-- BEGIN Passage shown --
Machine learning involves predicting and classifying data and to do so, you employ various machine learning models according to the dataset.Most of machine learning models are parameterized so that their behavior can be tuned for a given problem. These models can have many parameters and finding the best combination of parameters can be treated as a search problem. This notebook consists of following sections:

* What are a parameter and a hyperparameter in a machine learning model?


* Why hyperparameter optimization/tuning is vital in order to enhance your model’s performance?


* Two simple strategies to optimize/tune the hyperparameters


* A simple case study in Python with the two strategies


* Let’s straight jump into the first section!

## <div align="center">What is a parameter in a machine learning learning model?</div>
---------------------------------------------------------------------

A model parameter is a configuration variable that is internal to the model and whose value can be estimated from the given data.

* They are required by the model when making predictions.


* Their values define the skill of the model on your problem.


* They are estimated or learned from data.


* They are often not set manually by the practitioner.


* They are often saved as part of the learned model.
-- END Passage shown --
-- BEGIN Supplied data --
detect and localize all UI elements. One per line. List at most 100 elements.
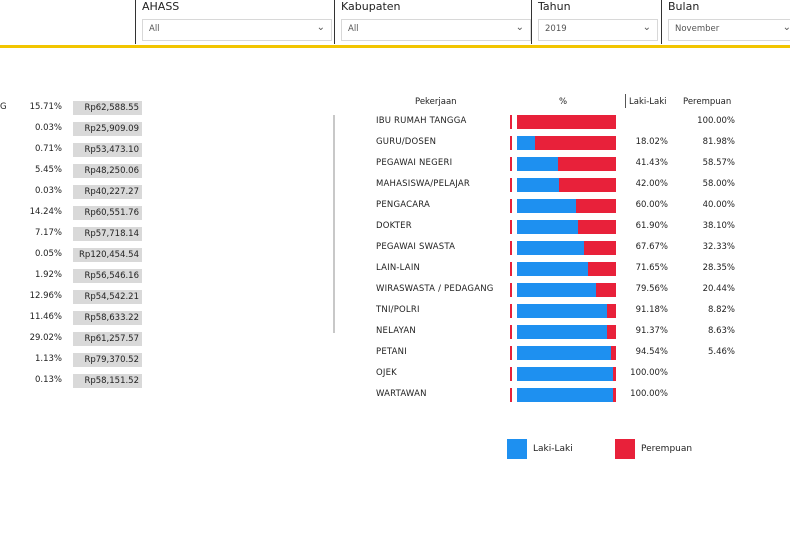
- table-row[interactable]: MAHASISWA/PELAJAR 42.00% 58.00%: [0, 177, 790, 193]
- male-bar-segment: [517, 157, 559, 171]
- occupation-cell: WARTAWAN: [376, 389, 427, 399]
- table-row[interactable]: LAIN-LAIN 71.65% 28.35%: [0, 261, 790, 277]
- ahass-dropdown[interactable]: All ⌄: [142, 19, 332, 41]
- table-row[interactable]: GURU/DOSEN 18.02% 81.98%: [0, 135, 790, 151]
- percent-cell: 7.17%: [34, 228, 62, 238]
- female-pct-cell: 5.46%: [707, 347, 735, 357]
- amount-cell: Rp56,546.16: [73, 269, 142, 283]
- indicator-tick: [510, 241, 512, 255]
- amount-cell: Rp57,718.14: [73, 227, 142, 241]
- gender-bar[interactable]: [517, 157, 616, 171]
- male-bar-segment: [517, 199, 577, 213]
- percent-cell: 14.24%: [29, 207, 62, 217]
- gender-bar[interactable]: [517, 388, 616, 402]
- amount-cell: Rp60,551.76: [73, 206, 142, 220]
- dropdown-value: All: [149, 24, 160, 34]
- table-row[interactable]: OJEK 100.00%: [0, 366, 790, 382]
- percent-cell: 15.71%: [29, 102, 62, 112]
- header-pct[interactable]: %: [559, 97, 568, 107]
- indicator-tick: [510, 220, 512, 234]
- percent-cell: 0.03%: [34, 186, 62, 196]
- male-pct-cell: 42.00%: [635, 179, 668, 189]
- gender-bar[interactable]: [517, 304, 616, 318]
- legend-swatch: [507, 439, 527, 459]
- indicator-tick: [510, 325, 512, 339]
- gender-bar[interactable]: [517, 178, 616, 192]
- table-row[interactable]: NELAYAN 91.37% 8.63%: [0, 324, 790, 340]
- male-pct-cell: 67.67%: [635, 242, 668, 252]
- occupation-cell: TNI/POLRI: [376, 305, 420, 315]
- gender-bar[interactable]: [517, 367, 616, 381]
- kabupaten-dropdown[interactable]: All ⌄: [341, 19, 531, 41]
- column-resize-handle[interactable]: [625, 94, 626, 108]
- header-female[interactable]: Perempuan: [683, 97, 732, 107]
- indicator-tick: [510, 136, 512, 150]
- table-row[interactable]: PEGAWAI NEGERI 41.43% 58.57%: [0, 156, 790, 172]
- table-row[interactable]: WARTAWAN 100.00%: [0, 387, 790, 403]
- gender-bar[interactable]: [517, 325, 616, 339]
- male-bar-segment: [517, 388, 614, 402]
- table-row[interactable]: PEGAWAI SWASTA 67.67% 32.33%: [0, 240, 790, 256]
- occupation-cell: LAIN-LAIN: [376, 263, 421, 273]
- gender-bar[interactable]: [517, 283, 616, 297]
- percent-cell: 12.96%: [29, 291, 62, 301]
- indicator-tick: [510, 388, 512, 402]
- gender-bar[interactable]: [517, 115, 616, 129]
- tahun-dropdown[interactable]: 2019 ⌄: [538, 19, 658, 41]
- percent-cell: 0.13%: [34, 375, 62, 385]
- male-bar-segment: [517, 367, 614, 381]
- gender-bar[interactable]: [517, 241, 616, 255]
- filter-ahass: AHASS All ⌄: [135, 0, 334, 44]
- table-row[interactable]: DOKTER 61.90% 38.10%: [0, 219, 790, 235]
- male-pct-cell: 100.00%: [630, 389, 668, 399]
- panel-divider: [333, 115, 335, 333]
- amount-cell: Rp53,473.10: [73, 143, 142, 157]
- occupation-cell: PEGAWAI NEGERI: [376, 158, 453, 168]
- table-row[interactable]: WIRASWASTA / PEDAGANG 79.56% 20.44%: [0, 282, 790, 298]
- indicator-tick: [510, 346, 512, 360]
- female-pct-cell: 38.10%: [702, 221, 735, 231]
- dropdown-value: 2019: [545, 24, 567, 34]
- amount-cell: Rp48,250.06: [73, 164, 142, 178]
- gender-bar[interactable]: [517, 136, 616, 150]
- gender-bar[interactable]: [517, 199, 616, 213]
- legend-label: Laki-Laki: [533, 444, 573, 454]
- male-bar-segment: [517, 346, 611, 360]
- female-pct-cell: 8.82%: [707, 305, 735, 315]
- truncated-label: G: [0, 102, 7, 112]
- gender-bar[interactable]: [517, 346, 616, 360]
- percent-cell: 0.05%: [34, 249, 62, 259]
- chevron-down-icon: ⌄: [316, 22, 325, 33]
- chevron-down-icon: ⌄: [515, 22, 524, 33]
- header-male[interactable]: Laki-Laki: [629, 97, 667, 107]
- bulan-dropdown[interactable]: November ⌄: [668, 19, 790, 41]
- legend-label: Perempuan: [641, 444, 693, 454]
- female-pct-cell: 100.00%: [697, 116, 735, 126]
- male-pct-cell: 18.02%: [635, 137, 668, 147]
- amount-cell: Rp58,633.22: [73, 311, 142, 325]
- chevron-down-icon: ⌄: [782, 22, 790, 33]
- female-pct-cell: 8.63%: [707, 326, 735, 336]
- indicator-tick: [510, 283, 512, 297]
- male-bar-segment: [517, 220, 579, 234]
- indicator-tick: [510, 157, 512, 171]
- header-occupation[interactable]: Pekerjaan: [415, 97, 457, 107]
- male-pct-cell: 41.43%: [635, 158, 668, 168]
- table-row[interactable]: PENGACARA 60.00% 40.00%: [0, 198, 790, 214]
- male-pct-cell: 71.65%: [635, 263, 668, 273]
- occupation-cell: IBU RUMAH TANGGA: [376, 116, 467, 126]
- female-pct-cell: 20.44%: [702, 284, 735, 294]
- percent-cell: 0.71%: [34, 144, 62, 154]
- gender-bar[interactable]: [517, 220, 616, 234]
- male-pct-cell: 91.37%: [635, 326, 668, 336]
- table-row[interactable]: IBU RUMAH TANGGA 100.00%: [0, 114, 790, 130]
- table-row[interactable]: TNI/POLRI 91.18% 8.82%: [0, 303, 790, 319]
- gender-bar[interactable]: [517, 262, 616, 276]
- amount-cell: Rp62,588.55: [73, 101, 142, 115]
- female-pct-cell: 28.35%: [702, 263, 735, 273]
- table-row[interactable]: PETANI 94.54% 5.46%: [0, 345, 790, 361]
- male-bar-segment: [517, 283, 596, 297]
- male-pct-cell: 61.90%: [635, 221, 668, 231]
- amount-cell: Rp25,909.09: [73, 122, 142, 136]
- male-bar-segment: [517, 241, 584, 255]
-- END Supplied data --
Check three statements against the passage on model parameters. For each, say yes or no and quote the words from the passage that decide it. 1. A practitioner usually sets model parameters by hand. 2. Model parameters are estimated or learned from data. 3. The notebook includes a case study in Python.

**Solution for this task:**
1. No: "They are often not set manually by the practitioner."
2. Yes: "They are estimated or learned from data."
3. Yes: "A simple case study in Python with the two strategies"